# Instructions to follow
Can you quote the lines below exactly, starting at the line with "Output a JSON" and going through the last one?

# Available records
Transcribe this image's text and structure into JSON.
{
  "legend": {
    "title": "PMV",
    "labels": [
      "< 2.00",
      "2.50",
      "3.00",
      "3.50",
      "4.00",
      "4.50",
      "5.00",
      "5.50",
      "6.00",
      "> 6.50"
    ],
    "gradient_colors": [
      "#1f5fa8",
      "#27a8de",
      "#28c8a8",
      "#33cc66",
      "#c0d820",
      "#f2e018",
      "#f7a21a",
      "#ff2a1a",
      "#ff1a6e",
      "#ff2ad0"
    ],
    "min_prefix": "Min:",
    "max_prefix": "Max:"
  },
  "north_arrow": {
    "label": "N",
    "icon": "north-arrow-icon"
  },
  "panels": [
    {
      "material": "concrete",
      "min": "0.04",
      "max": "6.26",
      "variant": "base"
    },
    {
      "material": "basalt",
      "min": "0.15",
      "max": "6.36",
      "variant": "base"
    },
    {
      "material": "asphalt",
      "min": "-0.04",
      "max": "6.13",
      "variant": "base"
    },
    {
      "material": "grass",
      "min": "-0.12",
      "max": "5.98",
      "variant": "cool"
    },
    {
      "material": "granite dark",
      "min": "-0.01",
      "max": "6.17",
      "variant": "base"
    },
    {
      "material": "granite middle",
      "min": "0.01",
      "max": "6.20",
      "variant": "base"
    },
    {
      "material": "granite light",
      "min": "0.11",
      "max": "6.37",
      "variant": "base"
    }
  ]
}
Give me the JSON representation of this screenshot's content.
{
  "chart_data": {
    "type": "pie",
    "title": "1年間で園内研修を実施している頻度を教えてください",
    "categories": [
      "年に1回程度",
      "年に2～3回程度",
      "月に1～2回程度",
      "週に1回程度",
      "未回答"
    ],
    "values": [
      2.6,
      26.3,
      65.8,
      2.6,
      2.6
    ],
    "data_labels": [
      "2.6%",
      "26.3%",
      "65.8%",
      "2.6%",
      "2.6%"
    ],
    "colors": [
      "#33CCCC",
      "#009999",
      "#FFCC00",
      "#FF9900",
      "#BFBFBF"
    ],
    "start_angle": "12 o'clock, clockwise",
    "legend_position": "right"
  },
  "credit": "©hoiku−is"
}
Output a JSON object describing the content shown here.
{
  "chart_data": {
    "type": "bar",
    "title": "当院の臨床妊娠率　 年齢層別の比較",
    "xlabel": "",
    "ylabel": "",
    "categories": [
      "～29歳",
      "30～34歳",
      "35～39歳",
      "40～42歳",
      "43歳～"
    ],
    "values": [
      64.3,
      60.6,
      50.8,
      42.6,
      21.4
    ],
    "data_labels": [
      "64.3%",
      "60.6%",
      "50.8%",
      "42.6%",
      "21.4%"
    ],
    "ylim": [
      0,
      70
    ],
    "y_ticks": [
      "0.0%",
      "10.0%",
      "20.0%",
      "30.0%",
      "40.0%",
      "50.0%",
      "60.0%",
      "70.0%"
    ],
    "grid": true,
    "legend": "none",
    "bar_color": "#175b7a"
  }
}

# Exercise solution
Output a JSON object describing the content shown here.
{
  "chart_data": {
    "type": "bar",
    "title": "当院の臨床妊娠率　 年齢層別の比較",
    "xlabel": "",
    "ylabel": "",
    "categories": [
      "～29歳",
      "30～34歳",
      "35～39歳",
      "40～42歳",
      "43歳～"
    ],
    "values": [
      64.3,
      60.6,
      50.8,
      42.6,
      21.4
    ],
    "data_labels": [
      "64.3%",
      "60.6%",
      "50.8%",
      "42.6%",
      "21.4%"
    ],
    "ylim": [
      0,
      70
    ],
    "y_ticks": [
      "0.0%",
      "10.0%",
      "20.0%",
      "30.0%",
      "40.0%",
      "50.0%",
      "60.0%",
      "70.0%"
    ],
    "grid": true,
    "legend": "none",
    "bar_color": "#175b7a"
  }
}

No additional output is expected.